» **Dataset content**
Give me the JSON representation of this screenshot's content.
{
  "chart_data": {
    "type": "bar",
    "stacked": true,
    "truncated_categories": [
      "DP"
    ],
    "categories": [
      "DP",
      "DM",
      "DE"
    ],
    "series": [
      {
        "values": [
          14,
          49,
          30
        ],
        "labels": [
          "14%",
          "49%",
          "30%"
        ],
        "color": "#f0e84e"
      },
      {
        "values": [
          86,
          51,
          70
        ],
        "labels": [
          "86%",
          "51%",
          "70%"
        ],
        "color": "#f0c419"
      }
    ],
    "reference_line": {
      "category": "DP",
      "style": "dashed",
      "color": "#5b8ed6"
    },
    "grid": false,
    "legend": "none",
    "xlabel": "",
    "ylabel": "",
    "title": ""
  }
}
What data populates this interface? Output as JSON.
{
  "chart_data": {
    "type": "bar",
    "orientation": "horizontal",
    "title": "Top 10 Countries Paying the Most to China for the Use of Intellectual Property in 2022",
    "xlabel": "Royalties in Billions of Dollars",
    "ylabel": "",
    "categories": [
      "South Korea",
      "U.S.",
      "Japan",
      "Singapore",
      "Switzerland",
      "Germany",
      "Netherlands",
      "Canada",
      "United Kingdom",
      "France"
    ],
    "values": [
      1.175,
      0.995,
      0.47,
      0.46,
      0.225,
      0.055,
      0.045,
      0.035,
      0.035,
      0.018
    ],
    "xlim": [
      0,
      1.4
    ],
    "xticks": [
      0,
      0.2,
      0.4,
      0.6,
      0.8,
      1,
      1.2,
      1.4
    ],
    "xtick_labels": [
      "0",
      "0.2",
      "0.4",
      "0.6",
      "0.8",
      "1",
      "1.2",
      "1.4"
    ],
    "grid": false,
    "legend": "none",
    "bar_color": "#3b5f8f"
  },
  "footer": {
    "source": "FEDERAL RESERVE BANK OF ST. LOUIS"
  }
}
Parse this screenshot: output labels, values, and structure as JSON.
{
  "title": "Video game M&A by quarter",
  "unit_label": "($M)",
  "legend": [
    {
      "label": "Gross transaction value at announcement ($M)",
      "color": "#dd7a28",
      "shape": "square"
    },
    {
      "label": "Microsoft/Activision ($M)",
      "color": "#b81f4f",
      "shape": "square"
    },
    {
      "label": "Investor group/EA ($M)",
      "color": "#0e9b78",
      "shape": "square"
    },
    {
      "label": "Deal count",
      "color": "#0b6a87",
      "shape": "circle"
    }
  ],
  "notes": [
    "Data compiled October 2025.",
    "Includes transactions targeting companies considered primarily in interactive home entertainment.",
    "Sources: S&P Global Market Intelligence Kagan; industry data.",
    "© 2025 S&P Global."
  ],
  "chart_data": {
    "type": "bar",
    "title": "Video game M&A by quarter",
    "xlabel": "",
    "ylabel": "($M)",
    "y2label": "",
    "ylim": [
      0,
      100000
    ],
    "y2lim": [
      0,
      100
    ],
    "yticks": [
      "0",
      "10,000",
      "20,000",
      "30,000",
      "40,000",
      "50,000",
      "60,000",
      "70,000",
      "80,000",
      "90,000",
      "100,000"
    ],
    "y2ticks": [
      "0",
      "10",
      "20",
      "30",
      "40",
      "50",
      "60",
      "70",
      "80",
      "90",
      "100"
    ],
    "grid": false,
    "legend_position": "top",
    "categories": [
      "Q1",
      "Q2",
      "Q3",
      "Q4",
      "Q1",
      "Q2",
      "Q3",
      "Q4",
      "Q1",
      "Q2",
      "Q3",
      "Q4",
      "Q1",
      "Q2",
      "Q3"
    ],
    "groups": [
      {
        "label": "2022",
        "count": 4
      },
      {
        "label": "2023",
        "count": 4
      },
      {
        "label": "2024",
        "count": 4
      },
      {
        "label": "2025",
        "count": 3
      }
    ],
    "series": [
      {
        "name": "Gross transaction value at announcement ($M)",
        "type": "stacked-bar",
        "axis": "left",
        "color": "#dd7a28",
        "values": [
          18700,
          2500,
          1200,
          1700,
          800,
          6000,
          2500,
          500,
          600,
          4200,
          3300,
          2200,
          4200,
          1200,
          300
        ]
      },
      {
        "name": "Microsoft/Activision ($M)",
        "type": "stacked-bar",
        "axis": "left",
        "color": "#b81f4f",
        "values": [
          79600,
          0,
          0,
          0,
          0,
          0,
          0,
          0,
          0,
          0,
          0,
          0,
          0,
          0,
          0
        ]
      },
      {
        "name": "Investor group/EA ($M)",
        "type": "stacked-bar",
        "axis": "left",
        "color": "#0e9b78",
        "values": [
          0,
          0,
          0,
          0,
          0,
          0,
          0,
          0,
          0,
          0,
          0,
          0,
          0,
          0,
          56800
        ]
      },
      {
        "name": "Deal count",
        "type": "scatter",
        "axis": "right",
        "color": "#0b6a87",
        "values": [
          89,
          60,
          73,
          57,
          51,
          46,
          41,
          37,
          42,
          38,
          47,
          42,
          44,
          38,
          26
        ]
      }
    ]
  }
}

» **Task description**
Look through the records and gather each line with the word "Activision".

» **Answer below**
      "label": "Microsoft/Activision ($M)",
        "name": "Microsoft/Activision ($M)",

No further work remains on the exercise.